* [WHAT IS ASKED]:
Every line of the material that follows must be printed again exactly.

* [Extracts from a graphics dataset]:
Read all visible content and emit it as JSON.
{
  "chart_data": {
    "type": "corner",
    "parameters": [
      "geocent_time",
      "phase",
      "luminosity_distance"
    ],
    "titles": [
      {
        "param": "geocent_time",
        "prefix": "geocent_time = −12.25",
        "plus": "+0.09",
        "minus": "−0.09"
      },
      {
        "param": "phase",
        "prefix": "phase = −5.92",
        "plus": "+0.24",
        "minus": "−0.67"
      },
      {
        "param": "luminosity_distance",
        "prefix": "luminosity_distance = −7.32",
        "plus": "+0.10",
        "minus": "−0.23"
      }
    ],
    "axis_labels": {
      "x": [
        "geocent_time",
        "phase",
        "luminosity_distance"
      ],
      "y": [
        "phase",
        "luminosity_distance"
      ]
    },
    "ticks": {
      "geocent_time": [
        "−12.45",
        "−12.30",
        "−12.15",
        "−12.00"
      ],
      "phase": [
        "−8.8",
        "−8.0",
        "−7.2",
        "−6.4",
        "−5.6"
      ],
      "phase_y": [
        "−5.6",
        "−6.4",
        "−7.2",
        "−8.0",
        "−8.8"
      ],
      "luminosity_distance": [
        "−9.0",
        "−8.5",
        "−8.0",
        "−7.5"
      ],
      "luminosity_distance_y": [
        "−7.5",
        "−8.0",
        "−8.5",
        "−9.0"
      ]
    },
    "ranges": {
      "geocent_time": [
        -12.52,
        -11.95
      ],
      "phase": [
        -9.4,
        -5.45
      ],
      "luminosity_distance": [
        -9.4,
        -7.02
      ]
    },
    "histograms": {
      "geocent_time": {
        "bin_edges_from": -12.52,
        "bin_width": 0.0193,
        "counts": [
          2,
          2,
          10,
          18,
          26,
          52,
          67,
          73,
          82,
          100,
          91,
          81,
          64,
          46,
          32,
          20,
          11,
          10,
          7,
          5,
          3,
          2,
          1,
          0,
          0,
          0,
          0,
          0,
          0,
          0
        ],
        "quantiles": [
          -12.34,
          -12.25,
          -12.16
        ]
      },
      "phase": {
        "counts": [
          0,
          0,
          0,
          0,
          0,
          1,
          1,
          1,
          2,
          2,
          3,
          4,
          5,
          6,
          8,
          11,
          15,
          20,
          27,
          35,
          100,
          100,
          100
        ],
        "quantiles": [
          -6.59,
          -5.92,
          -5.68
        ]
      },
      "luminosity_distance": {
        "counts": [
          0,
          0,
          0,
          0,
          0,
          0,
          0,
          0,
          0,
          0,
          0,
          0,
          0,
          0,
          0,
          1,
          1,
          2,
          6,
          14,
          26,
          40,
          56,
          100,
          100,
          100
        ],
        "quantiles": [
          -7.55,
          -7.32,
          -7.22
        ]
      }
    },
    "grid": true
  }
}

* [TASK RESULT]:
Read all visible content and emit it as JSON.
{
  "chart_data": {
    "type": "corner",
    "parameters": [
      "geocent_time",
      "phase",
      "luminosity_distance"
    ],
    "titles": [
      {
        "param": "geocent_time",
        "prefix": "geocent_time = −12.25",
        "plus": "+0.09",
        "minus": "−0.09"
      },
      {
        "param": "phase",
        "prefix": "phase = −5.92",
        "plus": "+0.24",
        "minus": "−0.67"
      },
      {
        "param": "luminosity_distance",
        "prefix": "luminosity_distance = −7.32",
        "plus": "+0.10",
        "minus": "−0.23"
      }
    ],
    "axis_labels": {
      "x": [
        "geocent_time",
        "phase",
        "luminosity_distance"
      ],
      "y": [
        "phase",
        "luminosity_distance"
      ]
    },
    "ticks": {
      "geocent_time": [
        "−12.45",
        "−12.30",
        "−12.15",
        "−12.00"
      ],
      "phase": [
        "−8.8",
        "−8.0",
        "−7.2",
        "−6.4",
        "−5.6"
      ],
      "phase_y": [
        "−5.6",
        "−6.4",
        "−7.2",
        "−8.0",
        "−8.8"
      ],
      "luminosity_distance": [
        "−9.0",
        "−8.5",
        "−8.0",
        "−7.5"
      ],
      "luminosity_distance_y": [
        "−7.5",
        "−8.0",
        "−8.5",
        "−9.0"
      ]
    },
    "ranges": {
      "geocent_time": [
        -12.52,
        -11.95
      ],
      "phase": [
        -9.4,
        -5.45
      ],
      "luminosity_distance": [
        -9.4,
        -7.02
      ]
    },
    "histograms": {
      "geocent_time": {
        "bin_edges_from": -12.52,
        "bin_width": 0.0193,
        "counts": [
          2,
          2,
          10,
          18,
          26,
          52,
          67,
          73,
          82,
          100,
          91,
          81,
          64,
          46,
          32,
          20,
          11,
          10,
          7,
          5,
          3,
          2,
          1,
          0,
          0,
          0,
          0,
          0,
          0,
          0
        ],
        "quantiles": [
          -12.34,
          -12.25,
          -12.16
        ]
      },
      "phase": {
        "counts": [
          0,
          0,
          0,
          0,
          0,
          1,
          1,
          1,
          2,
          2,
          3,
          4,
          5,
          6,
          8,
          11,
          15,
          20,
          27,
          35,
          100,
          100,
          100
        ],
        "quantiles": [
          -6.59,
          -5.92,
          -5.68
        ]
      },
      "luminosity_distance": {
        "counts": [
          0,
          0,
          0,
          0,
          0,
          0,
          0,
          0,
          0,
          0,
          0,
          0,
          0,
          0,
          0,
          1,
          1,
          2,
          6,
          14,
          26,
          40,
          56,
          100,
          100,
          100
        ],
        "quantiles": [
          -7.55,
          -7.32,
          -7.22
        ]
      }
    },
    "grid": true
  }
}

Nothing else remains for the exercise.